__RECORD EXCERPTS__.
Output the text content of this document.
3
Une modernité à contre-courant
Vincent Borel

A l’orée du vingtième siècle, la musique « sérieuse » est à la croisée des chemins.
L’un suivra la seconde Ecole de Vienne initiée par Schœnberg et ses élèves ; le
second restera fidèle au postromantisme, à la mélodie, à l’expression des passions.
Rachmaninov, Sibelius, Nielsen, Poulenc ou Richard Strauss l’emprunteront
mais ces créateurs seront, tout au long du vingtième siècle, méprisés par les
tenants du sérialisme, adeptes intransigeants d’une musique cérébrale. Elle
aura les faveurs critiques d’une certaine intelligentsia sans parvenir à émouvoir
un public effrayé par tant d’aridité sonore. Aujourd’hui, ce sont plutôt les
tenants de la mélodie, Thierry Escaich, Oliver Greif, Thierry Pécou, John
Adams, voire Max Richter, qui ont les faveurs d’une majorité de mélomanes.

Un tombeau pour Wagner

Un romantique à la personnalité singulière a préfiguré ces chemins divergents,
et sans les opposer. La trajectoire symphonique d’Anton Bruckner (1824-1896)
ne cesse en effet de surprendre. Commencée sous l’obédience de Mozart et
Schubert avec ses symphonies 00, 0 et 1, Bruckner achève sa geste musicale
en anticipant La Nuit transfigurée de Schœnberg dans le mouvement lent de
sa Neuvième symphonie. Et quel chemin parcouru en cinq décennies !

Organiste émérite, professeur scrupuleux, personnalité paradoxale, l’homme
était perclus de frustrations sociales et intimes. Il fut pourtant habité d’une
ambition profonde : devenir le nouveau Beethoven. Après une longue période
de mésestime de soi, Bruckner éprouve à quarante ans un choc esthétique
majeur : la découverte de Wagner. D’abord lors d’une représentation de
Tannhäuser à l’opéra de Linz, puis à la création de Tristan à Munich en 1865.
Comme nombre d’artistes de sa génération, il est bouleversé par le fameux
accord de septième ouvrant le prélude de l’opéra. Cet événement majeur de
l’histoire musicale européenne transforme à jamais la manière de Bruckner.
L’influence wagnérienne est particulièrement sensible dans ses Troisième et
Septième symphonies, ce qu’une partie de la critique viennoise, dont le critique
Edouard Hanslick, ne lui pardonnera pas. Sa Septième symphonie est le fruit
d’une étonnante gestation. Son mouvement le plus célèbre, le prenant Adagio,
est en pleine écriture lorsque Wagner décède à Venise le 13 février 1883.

__WHAT NEEDS TO BE DONE__. Search the records for the string "sans" and return every line in which it occurs.

__ANSWER FOR THE TASK__.
aura les faveurs critiques d’une certaine intelligentsia sans parvenir à émouvoir
et sans les opposer. La trajectoire symphonique d’Anton Bruckner (1824-1896)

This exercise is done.